--- Цель задания ---
Оформите приведенные ниже данные как список строк в формате JSON, где каждой строке данных соответствует одна строка списка, а пустые строки пропущены. Изображения в ответ не включайте.

--- Исходные данные ---
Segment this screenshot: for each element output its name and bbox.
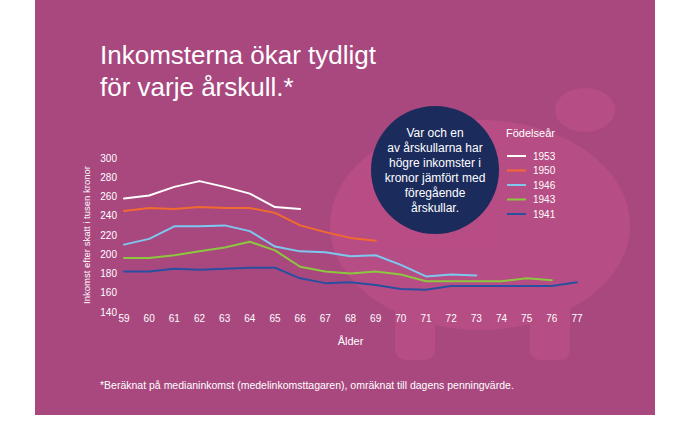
x-tick-label: 61 xyxy=(169,313,181,324)
legend-label: 1943 xyxy=(533,194,556,205)
legend-title: Födelseår xyxy=(506,127,555,139)
page-background xyxy=(0,0,690,433)
x-tick-label: 67 xyxy=(320,313,332,324)
decoration xyxy=(330,88,630,360)
x-tick-label: 71 xyxy=(420,313,432,324)
annotation-circle xyxy=(371,106,499,234)
legend-swatch xyxy=(507,184,526,186)
series-line xyxy=(124,242,552,281)
piggy-leg xyxy=(395,300,435,360)
legend-swatch xyxy=(507,213,526,215)
y-tick-label: 140 xyxy=(100,307,117,318)
piggy-ear xyxy=(555,88,615,132)
y-tick-label: 260 xyxy=(100,191,117,202)
legend: Födelseår 1953 1950 1946 1943 1941 xyxy=(506,127,556,220)
x-tick-label: 63 xyxy=(219,313,231,324)
y-tick-label: 300 xyxy=(100,153,117,164)
x-tick-label: 65 xyxy=(269,313,281,324)
x-tick-label: 74 xyxy=(496,313,508,324)
footnote: *Beräknat på medianinkomst (medelinkomst… xyxy=(100,379,514,391)
chart: Inkomsterna ökar tydligtför varje årskul… xyxy=(0,0,690,433)
x-tick-label: 76 xyxy=(546,313,558,324)
x-tick-label: 72 xyxy=(446,313,458,324)
y-tick-label: 220 xyxy=(100,230,117,241)
x-tick-label: 70 xyxy=(395,313,407,324)
legend-label: 1946 xyxy=(533,180,556,191)
panel-background xyxy=(35,0,655,415)
series-line xyxy=(124,181,300,209)
y-tick-label: 180 xyxy=(100,268,117,279)
legend-swatch xyxy=(507,170,526,172)
x-axis-title: Ålder xyxy=(338,335,364,347)
series-line xyxy=(124,268,577,290)
x-tick-label: 64 xyxy=(244,313,256,324)
x-tick-label: 75 xyxy=(521,313,533,324)
x-tick-label: 60 xyxy=(144,313,156,324)
legend-label: 1953 xyxy=(533,151,556,162)
x-tick-label: 68 xyxy=(345,313,357,324)
y-tick-label: 280 xyxy=(100,172,117,183)
x-axis: 59 60 61 62 63 64 65 66 67 68 69 70 71 72 73 74 75 76 77 xyxy=(118,313,583,324)
x-tick-label: 66 xyxy=(295,313,307,324)
y-tick-label: 240 xyxy=(100,210,117,221)
x-tick-label: 59 xyxy=(118,313,130,324)
lines xyxy=(124,181,577,290)
piggy-leg xyxy=(530,300,570,360)
y-axis-title: Inkomst efter skatt i tusen kronor xyxy=(81,166,92,304)
legend-label: 1950 xyxy=(533,165,556,176)
x-tick-label: 73 xyxy=(471,313,483,324)
y-tick-label: 200 xyxy=(100,249,117,260)
legend-swatch xyxy=(507,155,526,157)
x-tick-label: 77 xyxy=(571,313,583,324)
x-tick-label: 69 xyxy=(370,313,382,324)
title: Inkomsterna ökar tydligtför varje årskul… xyxy=(100,40,377,102)
legend-swatch xyxy=(507,199,526,201)
annotation: Var och enav årskullarna harhögre inkoms… xyxy=(371,106,499,234)
y-axis: 140 160 180 200 220 240 260 280 300 xyxy=(100,153,117,318)
series-line xyxy=(124,207,376,241)
legend-label: 1941 xyxy=(533,209,556,220)
x-tick-label: 62 xyxy=(194,313,206,324)
y-tick-label: 160 xyxy=(100,287,117,298)
annotation-text: Var och enav årskullarna harhögre inkoms… xyxy=(385,126,486,215)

--- Ответ ---
[
  "Segment this screenshot: for each element output its name and bbox.",
  "x-tick-label: 61 xyxy=(169,313,181,324)",
  "legend-label: 1943 xyxy=(533,194,556,205)",
  "legend-title: Födelseår xyxy=(506,127,555,139)",
  "page-background xyxy=(0,0,690,433)",
  "x-tick-label: 67 xyxy=(320,313,332,324)",
  "decoration xyxy=(330,88,630,360)",
  "x-tick-label: 71 xyxy=(420,313,432,324)",
  "annotation-circle xyxy=(371,106,499,234)",
  "legend-swatch xyxy=(507,184,526,186)",
  "series-line xyxy=(124,242,552,281)",
  "piggy-leg xyxy=(395,300,435,360)",
  "legend-swatch xyxy=(507,213,526,215)",
  "y-tick-label: 140 xyxy=(100,307,117,318)",
  "piggy-ear xyxy=(555,88,615,132)",
  "y-tick-label: 260 xyxy=(100,191,117,202)",
  "legend: Födelseår 1953 1950 1946 1943 1941 xyxy=(506,127,556,220)",
  "x-tick-label: 63 xyxy=(219,313,231,324)",
  "y-tick-label: 300 xyxy=(100,153,117,164)",
  "x-tick-label: 65 xyxy=(269,313,281,324)",
  "x-tick-label: 74 xyxy=(496,313,508,324)",
  "footnote: *Beräknat på medianinkomst (medelinkomst… xyxy=(100,379,514,391)",
  "chart: Inkomsterna ökar tydligtför varje årskul… xyxy=(0,0,690,433)",
  "x-tick-label: 76 xyxy=(546,313,558,324)",
  "x-tick-label: 72 xyxy=(446,313,458,324)",
  "y-tick-label: 220 xyxy=(100,230,117,241)",
  "x-tick-label: 70 xyxy=(395,313,407,324)",
  "legend-label: 1946 xyxy=(533,180,556,191)",
  "panel-background xyxy=(35,0,655,415)",
  "series-line xyxy=(124,181,300,209)",
  "y-tick-label: 180 xyxy=(100,268,117,279)",
  "legend-swatch xyxy=(507,170,526,172)",
  "x-axis-title: Ålder xyxy=(338,335,364,347)",
  "series-line xyxy=(124,268,577,290)",
  "x-tick-label: 64 xyxy=(244,313,256,324)",
  "x-tick-label: 75 xyxy=(521,313,533,324)",
  "x-tick-label: 60 xyxy=(144,313,156,324)",
  "legend-label: 1953 xyxy=(533,151,556,162)",
  "x-tick-label: 68 xyxy=(345,313,357,324)",
  "y-tick-label: 280 xyxy=(100,172,117,183)",
  "x-axis: 59 60 61 62 63 64 65 66 67 68 69 70 71 72 73 74 75 76 77 xyxy=(118,313,583,324)",
  "x-tick-label: 66 xyxy=(295,313,307,324)",
  "y-tick-label: 240 xyxy=(100,210,117,221)",
  "x-tick-label: 59 xyxy=(118,313,130,324)",
  "lines xyxy=(124,181,577,290)",
  "piggy-leg xyxy=(530,300,570,360)",
  "y-axis-title: Inkomst efter skatt i tusen kronor xyxy=(81,166,92,304)",
  "legend-label: 1950 xyxy=(533,165,556,176)",
  "x-tick-label: 73 xyxy=(471,313,483,324)",
  "y-tick-label: 200 xyxy=(100,249,117,260)",
  "legend-swatch xyxy=(507,155,526,157)",
  "x-tick-label: 77 xyxy=(571,313,583,324)",
  "x-tick-label: 69 xyxy=(370,313,382,324)",
  "title: Inkomsterna ökar tydligtför varje årskul… xyxy=(100,40,377,102)",
  "legend-swatch xyxy=(507,199,526,201)",
  "annotation: Var och enav årskullarna harhögre inkoms… xyxy=(371,106,499,234)",
  "y-axis: 140 160 180 200 220 240 260 280 300 xyxy=(100,153,117,318)",
  "series-line xyxy=(124,207,376,241)",
  "legend-label: 1941 xyxy=(533,209,556,220)",
  "x-tick-label: 62 xyxy=(194,313,206,324)",
  "y-tick-label: 160 xyxy=(100,287,117,298)",
  "annotation-text: Var och enav årskullarna harhögre inkoms… xyxy=(385,126,486,215)"
]